◆ **ENUNCIADO 1**
Por favor, reproduza fielmente estas linhas dos registros, e somente elas: comece na linha que contém "station-cell: Tefia [Ubicación]: [19, 428, 364, 487]" e termine depois da linha que contém "header-sublabel: PM2.5: [860, 46, 907, 63]", incluindo as duas.

Revista Diálogos do Sul

Tradução:

O Judiciário concorre para o perigoso esvaziamento da democracia representativa e se transforma em instrumento de insegurança jurídica

Enquanto Cármen Lúcia discursava na abertura do ano Judiciário, do lado de fora colegas magistrados protestavam por aumentos salariais.

A velha direita pelos seus jornalões, e esses pelos seus editoriais e colunistas, revela-se, assim de repente, assustada com sinais de desobediência civil que seus sismógrafos estariam captando nas hostes da oposição e com o que identificam como “ameaças à ordem jurídica”.
Em ambos os casos, trata-se de puro cinismo, pois nossa gárrula imprensa está comprometida até o gogó com todas as violências à ordem constitucional impostas pelos golpes militares e os golpes de Estado não militares (todos de direita), dos quais foi parte decisiva e beneficiária, como demonstra a história do maior conglomerado de comunicação do país.
O comentário ficaria por aqui se, com esse pano de fundo e atendendo a essa pauta, a ministra Carmem Lúcia, presidente do Supremo Tribunal Federal e do Conselho Nacional de Justiça — cuja função é realizar o controle da atuação administrativa e financeira do Poder Judiciário e do cumprimento dos deveres funcionais dos juízes — não tivesse escolhido como tema de seu discurso, na abertura do “ano judiciário” a defesa corporativa do Poder Judiciário, isentando-o das criticas que vem recebendo, em um crescendo, pela sua politização e partidarização, por agir como se Poder Moderador fora, intervindo nas atribuições dos demais poderes, legislando mesmo, a partir, até, de decisões de juízes de piso.

◆ **Registros contidos em um conjunto de dados**
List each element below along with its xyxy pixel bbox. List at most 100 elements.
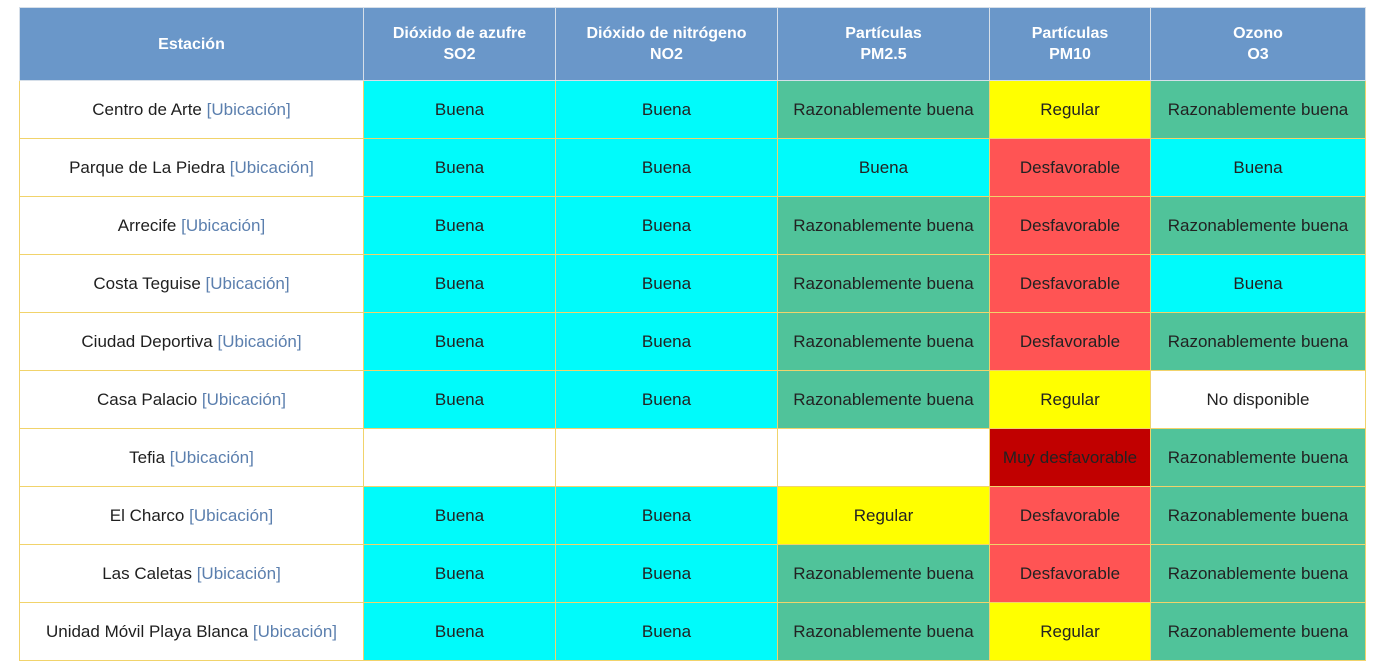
station-cell: Tefia [Ubicación]: [19, 428, 364, 487]
quality-cell-o3: Razonablemente buena: [1150, 486, 1366, 545]
quality-cell-pm25: Razonablemente buena: [777, 602, 990, 661]
quality-cell-so2: Buena: [363, 486, 556, 545]
quality-cell-o3: Razonablemente buena: [1150, 80, 1366, 139]
quality-cell-no2: Buena: [555, 312, 778, 371]
header-sublabel: PM10: [1049, 46, 1091, 63]
quality-cell-o3: Razonablemente buena: [1150, 312, 1366, 371]
station-name: Tefia: [129, 447, 166, 467]
header-pm10: Partículas PM10: [989, 7, 1151, 81]
table-row: Arrecife [Ubicación] Buena Buena Razonablem…: [19, 196, 1366, 255]
table-row: El Charco [Ubicación] Buena Buena Regular De…: [19, 486, 1366, 545]
quality-cell-so2: Buena: [363, 196, 556, 255]
table-row: Ciudad Deportiva [Ubicación] Buena Buena Ra…: [19, 312, 1366, 371]
header-label: Ozono: [1233, 25, 1283, 42]
location-link[interactable]: [Ubicación]: [205, 273, 290, 293]
header-o3: Ozono O3: [1150, 7, 1366, 81]
header-sublabel: O3: [1247, 46, 1269, 63]
table-row: Parque de La Piedra [Ubicación] Buena Buen…: [19, 138, 1366, 197]
station-cell: Unidad Móvil Playa Blanca [Ubicación]: [19, 602, 364, 661]
quality-cell-o3: Razonablemente buena: [1150, 544, 1366, 603]
quality-cell-pm10: Desfavorable: [989, 312, 1151, 371]
station-name: El Charco: [109, 505, 185, 525]
quality-cell-so2: Buena: [363, 370, 556, 429]
quality-cell-pm10: Desfavorable: [989, 138, 1151, 197]
quality-cell-o3: Razonablemente buena: [1150, 196, 1366, 255]
header-pm25: Partículas PM2.5: [777, 7, 990, 81]
location-link[interactable]: [Ubicación]: [201, 389, 286, 409]
header-label: Dióxido de azufre: [392, 25, 527, 42]
station-cell: Centro de Arte [Ubicación]: [19, 80, 364, 139]
header-label: Estación: [158, 35, 225, 53]
quality-cell-pm25: Regular: [777, 486, 990, 545]
quality-cell-no2: Buena: [555, 196, 778, 255]
header-no2: Dióxido de nitrógeno NO2: [555, 7, 778, 81]
quality-cell-no2: Buena: [555, 254, 778, 313]
quality-cell-no2: Buena: [555, 138, 778, 197]
quality-cell-so2: Buena: [363, 138, 556, 197]
header-sublabel: PM2.5: [860, 46, 907, 63]
station-name: Parque de La Piedra: [69, 157, 226, 177]
quality-cell-pm25: Razonablemente buena: [777, 544, 990, 603]
table-body: Centro de Arte [Ubicación] Buena Buena Razo…: [19, 80, 1366, 661]
quality-cell-pm25: Razonablemente buena: [777, 80, 990, 139]
table-header: Estación Dióxido de azufre SO2 Dióxido d…: [19, 7, 1366, 81]
location-link[interactable]: [Ubicación]: [217, 331, 302, 351]
quality-cell-pm10: Regular: [989, 602, 1151, 661]
quality-cell-so2: Buena: [363, 80, 556, 139]
location-link[interactable]: [Ubicación]: [206, 99, 291, 119]
header-row: Estación Dióxido de azufre SO2 Dióxido d…: [19, 7, 1366, 81]
quality-cell-pm10: Desfavorable: [989, 486, 1151, 545]
location-link[interactable]: [Ubicación]: [252, 621, 338, 641]
table-row: Las Caletas [Ubicación] Buena Buena Razonab…: [19, 544, 1366, 603]
quality-cell-so2: [363, 428, 556, 487]
station-name: Casa Palacio: [96, 389, 198, 409]
location-link[interactable]: [Ubicación]: [169, 447, 254, 467]
quality-cell-so2: Buena: [363, 544, 556, 603]
table-row: Unidad Móvil Playa Blanca [Ubicación] Bue…: [19, 602, 1366, 661]
station-cell: Parque de La Piedra [Ubicación]: [19, 138, 364, 197]
table-row: Casa Palacio [Ubicación] Buena Buena Razona…: [19, 370, 1366, 429]
quality-cell-no2: Buena: [555, 80, 778, 139]
location-link[interactable]: [Ubicación]: [229, 157, 314, 177]
header-station: Estación: [19, 7, 364, 81]
quality-cell-pm10: Regular: [989, 80, 1151, 139]
quality-cell-pm10: Desfavorable: [989, 544, 1151, 603]
quality-cell-so2: Buena: [363, 254, 556, 313]
header-sublabel: SO2: [443, 46, 476, 63]
quality-cell-o3: Buena: [1150, 138, 1366, 197]
header-label: Dióxido de nitrógeno: [586, 25, 747, 42]
location-link[interactable]: [Ubicación]: [181, 215, 266, 235]
quality-cell-o3: No disponible: [1150, 370, 1366, 429]
location-link[interactable]: [Ubicación]: [196, 563, 281, 583]
header-label: Partículas: [1031, 25, 1109, 42]
quality-cell-pm25: Razonablemente buena: [777, 370, 990, 429]
quality-cell-o3: Buena: [1150, 254, 1366, 313]
quality-cell-pm25: Razonablemente buena: [777, 312, 990, 371]
quality-cell-pm10: Desfavorable: [989, 254, 1151, 313]
air-quality-table: Estación Dióxido de azufre SO2 Dióxido d…: [19, 7, 1366, 661]
header-so2: Dióxido de azufre SO2: [363, 7, 556, 81]
quality-cell-pm25: Razonablemente buena: [777, 254, 990, 313]
header-sublabel: NO2: [650, 46, 683, 63]
station-name: Centro de Arte: [92, 99, 202, 119]
station-cell: El Charco [Ubicación]: [19, 486, 364, 545]
quality-cell-no2: Buena: [555, 544, 778, 603]
table-row: Tefia [Ubicación] Muy desfavorable Razonab…: [19, 428, 1366, 487]
station-cell: Casa Palacio [Ubicación]: [19, 370, 364, 429]
quality-cell-so2: Buena: [363, 602, 556, 661]
quality-cell-pm10: Regular: [989, 370, 1151, 429]
quality-cell-pm10: Muy desfavorable: [989, 428, 1151, 487]
quality-cell-no2: Buena: [555, 486, 778, 545]
station-name: Las Caletas: [102, 563, 192, 583]
table-row: Costa Teguise [Ubicación] Buena Buena Razon…: [19, 254, 1366, 313]
quality-cell-o3: Razonablemente buena: [1150, 602, 1366, 661]
location-link[interactable]: [Ubicación]: [189, 505, 274, 525]
quality-cell-o3: Razonablemente buena: [1150, 428, 1366, 487]
quality-cell-no2: Buena: [555, 370, 778, 429]
quality-cell-pm25: Buena: [777, 138, 990, 197]
station-cell: Arrecife [Ubicación]: [19, 196, 364, 255]
station-name: Arrecife: [117, 215, 177, 235]
station-name: Unidad Móvil Playa Blanca: [45, 621, 249, 641]
station-cell: Las Caletas [Ubicación]: [19, 544, 364, 603]
quality-cell-no2: [555, 428, 778, 487]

◆ **ENUNCIADO 2**
Segundo a última frase do texto sobre o Judiciário, por que motivos o Poder Judiciário vem recebendo críticas? Enumere todos.

◆ **RESPOSTA COMPLETA 1**
station-cell: Tefia [Ubicación]: [19, 428, 364, 487]
quality-cell-o3: Razonablemente buena: [1150, 486, 1366, 545]
quality-cell-pm25: Razonablemente buena: [777, 602, 990, 661]
quality-cell-so2: Buena: [363, 486, 556, 545]
quality-cell-o3: Razonablemente buena: [1150, 80, 1366, 139]
quality-cell-no2: Buena: [555, 312, 778, 371]
header-sublabel: PM10: [1049, 46, 1091, 63]
quality-cell-o3: Razonablemente buena: [1150, 312, 1366, 371]
station-name: Tefia: [129, 447, 166, 467]
header-pm10: Partículas PM10: [989, 7, 1151, 81]
table-row: Arrecife [Ubicación] Buena Buena Razonablem…: [19, 196, 1366, 255]
table-row: El Charco [Ubicación] Buena Buena Regular De…: [19, 486, 1366, 545]
quality-cell-so2: Buena: [363, 196, 556, 255]
table-row: Ciudad Deportiva [Ubicación] Buena Buena Ra…: [19, 312, 1366, 371]
header-label: Ozono: [1233, 25, 1283, 42]
location-link[interactable]: [Ubicación]: [205, 273, 290, 293]
header-o3: Ozono O3: [1150, 7, 1366, 81]
header-sublabel: O3: [1247, 46, 1269, 63]
table-row: Parque de La Piedra [Ubicación] Buena Buen…: [19, 138, 1366, 197]
station-cell: Unidad Móvil Playa Blanca [Ubicación]: [19, 602, 364, 661]
quality-cell-o3: Razonablemente buena: [1150, 544, 1366, 603]
quality-cell-pm10: Desfavorable: [989, 312, 1151, 371]
station-name: El Charco: [109, 505, 185, 525]
quality-cell-so2: Buena: [363, 370, 556, 429]
quality-cell-pm10: Desfavorable: [989, 138, 1151, 197]
quality-cell-o3: Razonablemente buena: [1150, 196, 1366, 255]
header-pm25: Partículas PM2.5: [777, 7, 990, 81]
location-link[interactable]: [Ubicación]: [201, 389, 286, 409]
header-label: Dióxido de azufre: [392, 25, 527, 42]
station-cell: Centro de Arte [Ubicación]: [19, 80, 364, 139]
header-label: Estación: [158, 35, 225, 53]
quality-cell-pm25: Regular: [777, 486, 990, 545]
quality-cell-no2: Buena: [555, 196, 778, 255]
header-no2: Dióxido de nitrógeno NO2: [555, 7, 778, 81]
quality-cell-no2: Buena: [555, 254, 778, 313]
quality-cell-no2: Buena: [555, 138, 778, 197]
quality-cell-so2: Buena: [363, 138, 556, 197]
header-sublabel: PM2.5: [860, 46, 907, 63]

◆ **RESPOSTA COMPLETA 2**
- politização
- partidarização
- agir como se Poder Moderador fora, intervindo nas atribuições dos demais poderes e legislando mesmo